Skip the images and copy each record exactly as written.
■ ■ ■
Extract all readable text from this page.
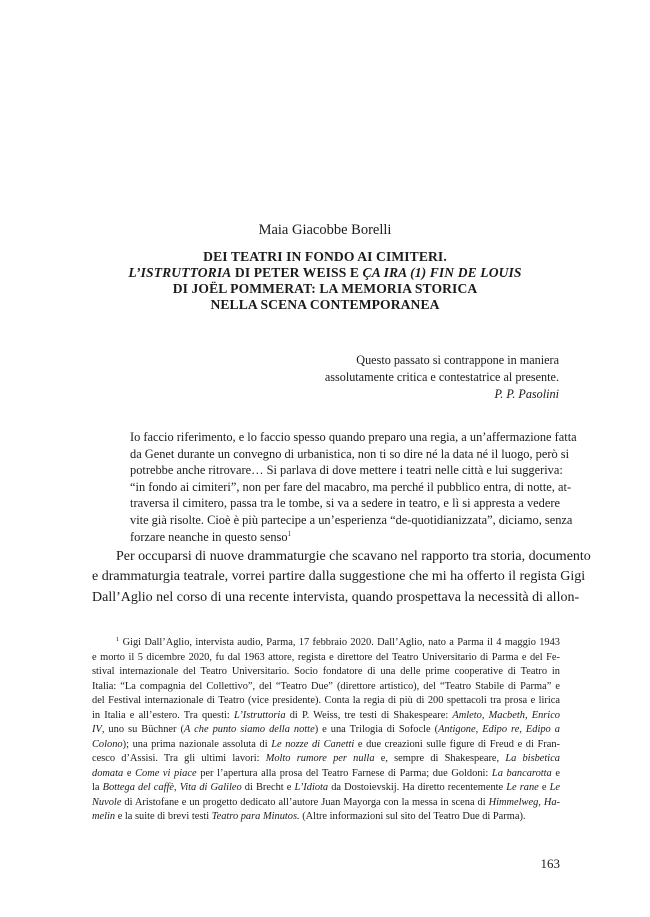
Maia Giacobbe Borelli
DEI TEATRI IN FONDO AI CIMITERI.
L’ISTRUTTORIA DI PETER WEISS E ÇA IRA (1) FIN DE LOUIS
DI JOËL POMMERAT: LA MEMORIA STORICA
NELLA SCENA CONTEMPORANEA
Questo passato si contrappone in maniera
assolutamente critica e contestatrice al presente.
P. P. Pasolini
Io faccio riferimento, e lo faccio spesso quando preparo una regia, a un’affermazione fatta
da Genet durante un convegno di urbanistica, non ti so dire né la data né il luogo, però si
potrebbe anche ritrovare… Si parlava di dove mettere i teatri nelle città e lui suggeriva:
“in fondo ai cimiteri”, non per fare del macabro, ma perché il pubblico entra, di notte, at-
traversa il cimitero, passa tra le tombe, si va a sedere in teatro, e lì si appresta a vedere
vite già risolte. Cioè è più partecipe a un’esperienza “de-quotidianizzata”, diciamo, senza
forzare neanche in questo senso$^1$
Per occuparsi di nuove drammaturgie che scavano nel rapporto tra storia, documento
e drammaturgia teatrale, vorrei partire dalla suggestione che mi ha offerto il regista Gigi
Dall’Aglio nel corso di una recente intervista, quando prospettava la necessità di allon-
$^1$ Gigi Dall’Aglio, intervista audio, Parma, 17 febbraio 2020. Dall’Aglio, nato a Parma il 4 maggio 1943
e morto il 5 dicembre 2020, fu dal 1963 attore, regista e direttore del Teatro Universitario di Parma e del Fe-
stival internazionale del Teatro Universitario. Socio fondatore di una delle prime cooperative di Teatro in
Italia: “La compagnia del Collettivo”, del “Teatro Due” (direttore artistico), del “Teatro Stabile di Parma” e
del Festival internazionale di Teatro (vice presidente). Conta la regia di più di 200 spettacoli tra prosa e lirica
in Italia e all’estero. Tra questi: L’Istruttoria di P. Weiss, tre testi di Shakespeare: Amleto, Macbeth, Enrico
IV, uno su Büchner (A che punto siamo della notte) e una Trilogia di Sofocle (Antigone, Edipo re, Edipo a
Colono); una prima nazionale assoluta di Le nozze di Canetti e due creazioni sulle figure di Freud e di Fran-
cesco d’Assisi. Tra gli ultimi lavori: Molto rumore per nulla e, sempre di Shakespeare, La bisbetica
domata e Come vi piace per l’apertura alla prosa del Teatro Farnese di Parma; due Goldoni: La bancarotta e
la Bottega del caffè, Vita di Galileo di Brecht e L’Idiota da Dostoievskij. Ha diretto recentemente Le rane e Le
Nuvole di Aristofane e un progetto dedicato all’autore Juan Mayorga con la messa in scena di Himmelweg, Ha-
melin e la suite di brevi testi Teatro para Minutos. (Altre informazioni sul sito del Teatro Due di Parma).
163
■ ■ ■
Expected answer:
Extract all readable text from this page.
Maia Giacobbe Borelli
DEI TEATRI IN FONDO AI CIMITERI.
L’ISTRUTTORIA DI PETER WEISS E ÇA IRA (1) FIN DE LOUIS
DI JOËL POMMERAT: LA MEMORIA STORICA
NELLA SCENA CONTEMPORANEA
Questo passato si contrappone in maniera
assolutamente critica e contestatrice al presente.
P. P. Pasolini
Io faccio riferimento, e lo faccio spesso quando preparo una regia, a un’affermazione fatta
da Genet durante un convegno di urbanistica, non ti so dire né la data né il luogo, però si
potrebbe anche ritrovare… Si parlava di dove mettere i teatri nelle città e lui suggeriva:
“in fondo ai cimiteri”, non per fare del macabro, ma perché il pubblico entra, di notte, at-
traversa il cimitero, passa tra le tombe, si va a sedere in teatro, e lì si appresta a vedere
vite già risolte. Cioè è più partecipe a un’esperienza “de-quotidianizzata”, diciamo, senza
forzare neanche in questo senso$^1$
Per occuparsi di nuove drammaturgie che scavano nel rapporto tra storia, documento
e drammaturgia teatrale, vorrei partire dalla suggestione che mi ha offerto il regista Gigi
Dall’Aglio nel corso di una recente intervista, quando prospettava la necessità di allon-
$^1$ Gigi Dall’Aglio, intervista audio, Parma, 17 febbraio 2020. Dall’Aglio, nato a Parma il 4 maggio 1943
e morto il 5 dicembre 2020, fu dal 1963 attore, regista e direttore del Teatro Universitario di Parma e del Fe-
stival internazionale del Teatro Universitario. Socio fondatore di una delle prime cooperative di Teatro in
Italia: “La compagnia del Collettivo”, del “Teatro Due” (direttore artistico), del “Teatro Stabile di Parma” e
del Festival internazionale di Teatro (vice presidente). Conta la regia di più di 200 spettacoli tra prosa e lirica
in Italia e all’estero. Tra questi: L’Istruttoria di P. Weiss, tre testi di Shakespeare: Amleto, Macbeth, Enrico
IV, uno su Büchner (A che punto siamo della notte) e una Trilogia di Sofocle (Antigone, Edipo re, Edipo a
Colono); una prima nazionale assoluta di Le nozze di Canetti e due creazioni sulle figure di Freud e di Fran-
cesco d’Assisi. Tra gli ultimi lavori: Molto rumore per nulla e, sempre di Shakespeare, La bisbetica
domata e Come vi piace per l’apertura alla prosa del Teatro Farnese di Parma; due Goldoni: La bancarotta e
la Bottega del caffè, Vita di Galileo di Brecht e L’Idiota da Dostoievskij. Ha diretto recentemente Le rane e Le
Nuvole di Aristofane e un progetto dedicato all’autore Juan Mayorga con la messa in scena di Himmelweg, Ha-
melin e la suite di brevi testi Teatro para Minutos. (Altre informazioni sul sito del Teatro Due di Parma).
163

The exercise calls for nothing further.